Bahwa setelah amandemen ke- III (Nopember 2001), pasal 24 ayat (1) UUD’45 berbunyi “Kekuasaan kemakiman merupakan kekuasaan yang merdeka untuk menyelenggarakan peradilan guna menegakkan hukum dan keadilan”. Selanjutnhya dalam ayat (2) dinyatakan bahwa, kekuasaan kehakiman dilakukan oleh sebuah Mahkamah Agung dan “badan peradilan yang ada dibawahnya” dan oleh sebuah Mahkamah Konstitusi. Perubahan ini justru memberi kesan kuat bahwa kekuasaan kehakiman yang merdeka hanyalah kekuasaaan untuk “menyelenggarakan peradilan” atau “kekuasaan mengadili”.
Hal ini menurut penulis, politik hukum pemerintah dalam hal kekuasaan kehakiman dengan amandemen pasal 24 UUD 1945 adalah kurang tepat, karena justru telah mengalami kemunduran, dimana sebelum dilakukan amandemen kemandirian kekuasaan kehakiman adalah juga termasuk kemandirian Jaksa dan polisi (badan kehakiman lain) yang memang merupakan satu kesatuan (sub-sistem) dari badan peradilan sebagai pemegang kekuasaan Negara dalam menegakkan hukum dan keadilan. Dan dengan amandemen justru menempatkan polisi dan jaksa terlepas dari kekuasaan kehakiman dan masuk dalam kekuasaan eksekutif, sehingga akan sangat sulit polisi dan jaksa dapat menjalankan tugas dan wewenangnya secara merdeka dan mandiri.
Memang benar, bahwa hakim bebas dalam mengambil keputusan, namun hakim tetap terikat dengan apa yang didakwakan dan dituntut oleh Penuntut Umum, hakim tidak boleh menjatuhkan pidana di luar dakwaan penuntut umum, demikian juga apa yang didakwakan oleh Penuntut Umum dalam persidangan juga tidak terlepas dari apa yang dibuat oleh penyidik dalam proses penyidikannya.
B.PERMASALAHAN
Dari latarbelakang sebagaimana diuraikan dalam pendahuluan timbul permasalahan “Bagaimana indenpendensi kejaksaan dalam kaitannya dengan system peradilan pidana terpadu”.
C.PEMBAHASAN
1.Pengertian Sistem Peradilan Pidana Terpadu.
Menurut Prof. Dr. Barda Nawawi Arief, SH. Sistem Peradilan Pidana (SPP) pada hakikatnya identik dengan Sistem Penegakan Hukum Pidana (SPHP). Sistem Penegakan Hukum Pidana pada dasarnya merupakan sistem kekuasaan / kewenangan menegakkan hukum. Kekuasaan/kewenangan menegakan hukum ini dapat diidentikkan pula dengan istilah “Kekuasaan kehakiman”.
· · · · ·
TUGAS DIKERJAKAN => Menurut artikel, pasal 24 ayat (2) UUD 1945 menyatakan bahwa kekuasaan kehakiman dilakukan oleh badan-badan tertentu. Tuliskan semua badan tersebut.
· · · · ·
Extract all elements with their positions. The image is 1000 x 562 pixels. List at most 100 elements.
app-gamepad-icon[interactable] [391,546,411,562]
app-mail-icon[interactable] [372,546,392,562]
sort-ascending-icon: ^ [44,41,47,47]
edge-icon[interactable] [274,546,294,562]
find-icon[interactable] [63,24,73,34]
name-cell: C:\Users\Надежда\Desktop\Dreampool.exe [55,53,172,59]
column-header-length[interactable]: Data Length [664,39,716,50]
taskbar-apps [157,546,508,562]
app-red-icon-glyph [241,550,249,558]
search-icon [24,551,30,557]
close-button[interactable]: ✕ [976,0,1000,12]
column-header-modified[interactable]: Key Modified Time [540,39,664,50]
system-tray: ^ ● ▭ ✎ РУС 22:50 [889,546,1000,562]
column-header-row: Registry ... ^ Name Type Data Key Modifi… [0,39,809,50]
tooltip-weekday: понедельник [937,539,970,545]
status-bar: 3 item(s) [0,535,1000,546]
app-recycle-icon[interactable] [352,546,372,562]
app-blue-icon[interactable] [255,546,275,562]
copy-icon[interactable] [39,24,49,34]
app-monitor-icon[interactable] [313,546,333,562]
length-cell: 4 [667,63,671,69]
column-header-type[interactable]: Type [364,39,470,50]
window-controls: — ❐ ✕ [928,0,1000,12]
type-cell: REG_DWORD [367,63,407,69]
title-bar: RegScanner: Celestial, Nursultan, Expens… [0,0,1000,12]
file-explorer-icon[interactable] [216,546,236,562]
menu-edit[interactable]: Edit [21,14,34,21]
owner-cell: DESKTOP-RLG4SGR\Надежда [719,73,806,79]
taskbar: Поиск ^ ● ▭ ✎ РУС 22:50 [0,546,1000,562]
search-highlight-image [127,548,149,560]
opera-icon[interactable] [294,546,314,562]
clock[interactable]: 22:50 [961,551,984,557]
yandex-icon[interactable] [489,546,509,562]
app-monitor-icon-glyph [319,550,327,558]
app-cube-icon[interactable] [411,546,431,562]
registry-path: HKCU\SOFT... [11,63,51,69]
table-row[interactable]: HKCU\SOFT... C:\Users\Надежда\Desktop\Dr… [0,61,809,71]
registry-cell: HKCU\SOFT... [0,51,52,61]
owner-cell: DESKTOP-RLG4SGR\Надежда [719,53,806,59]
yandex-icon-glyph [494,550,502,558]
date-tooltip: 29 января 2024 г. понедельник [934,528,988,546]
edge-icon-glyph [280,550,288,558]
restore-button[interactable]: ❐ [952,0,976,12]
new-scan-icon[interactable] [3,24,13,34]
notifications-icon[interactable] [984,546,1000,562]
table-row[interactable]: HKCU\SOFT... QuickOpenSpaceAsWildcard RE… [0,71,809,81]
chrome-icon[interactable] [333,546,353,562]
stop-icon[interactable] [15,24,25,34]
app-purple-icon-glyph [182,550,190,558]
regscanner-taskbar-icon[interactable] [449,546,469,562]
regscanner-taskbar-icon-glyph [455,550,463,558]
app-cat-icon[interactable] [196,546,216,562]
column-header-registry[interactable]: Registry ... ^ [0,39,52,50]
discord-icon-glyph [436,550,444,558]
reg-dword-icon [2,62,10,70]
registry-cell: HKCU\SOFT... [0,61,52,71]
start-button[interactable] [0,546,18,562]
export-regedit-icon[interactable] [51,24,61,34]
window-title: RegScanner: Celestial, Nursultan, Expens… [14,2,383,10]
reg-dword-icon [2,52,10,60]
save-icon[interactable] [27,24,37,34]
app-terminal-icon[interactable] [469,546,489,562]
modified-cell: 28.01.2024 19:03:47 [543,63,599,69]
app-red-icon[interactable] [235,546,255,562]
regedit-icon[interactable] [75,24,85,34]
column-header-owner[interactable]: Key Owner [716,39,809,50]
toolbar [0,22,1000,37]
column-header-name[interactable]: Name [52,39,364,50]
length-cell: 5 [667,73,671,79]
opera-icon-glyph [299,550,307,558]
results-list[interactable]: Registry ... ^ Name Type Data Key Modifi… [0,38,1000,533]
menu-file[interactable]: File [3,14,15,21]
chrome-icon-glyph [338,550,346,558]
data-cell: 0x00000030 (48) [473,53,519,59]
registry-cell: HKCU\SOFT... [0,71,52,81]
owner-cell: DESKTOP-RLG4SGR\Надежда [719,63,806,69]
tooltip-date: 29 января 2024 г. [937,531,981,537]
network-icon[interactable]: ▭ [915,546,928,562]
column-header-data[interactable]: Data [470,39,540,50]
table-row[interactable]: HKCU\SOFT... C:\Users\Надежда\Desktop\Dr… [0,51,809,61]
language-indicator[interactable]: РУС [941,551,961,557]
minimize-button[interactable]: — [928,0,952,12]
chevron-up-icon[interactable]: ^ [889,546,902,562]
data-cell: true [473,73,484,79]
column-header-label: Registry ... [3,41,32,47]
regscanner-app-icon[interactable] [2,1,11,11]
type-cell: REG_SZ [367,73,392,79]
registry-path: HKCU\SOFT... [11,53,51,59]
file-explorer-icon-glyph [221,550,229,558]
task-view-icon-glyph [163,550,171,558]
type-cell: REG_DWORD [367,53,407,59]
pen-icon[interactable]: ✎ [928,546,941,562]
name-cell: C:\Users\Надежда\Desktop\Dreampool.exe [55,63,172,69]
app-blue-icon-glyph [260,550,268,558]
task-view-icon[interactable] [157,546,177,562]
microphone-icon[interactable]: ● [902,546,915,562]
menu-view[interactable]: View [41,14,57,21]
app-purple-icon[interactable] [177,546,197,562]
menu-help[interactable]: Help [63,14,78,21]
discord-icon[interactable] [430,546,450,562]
· · · · ·
SOAL TERJAWAB =>
- Mahkamah Agung
- badan peradilan yang ada dibawahnya
- Mahkamah Konstitusi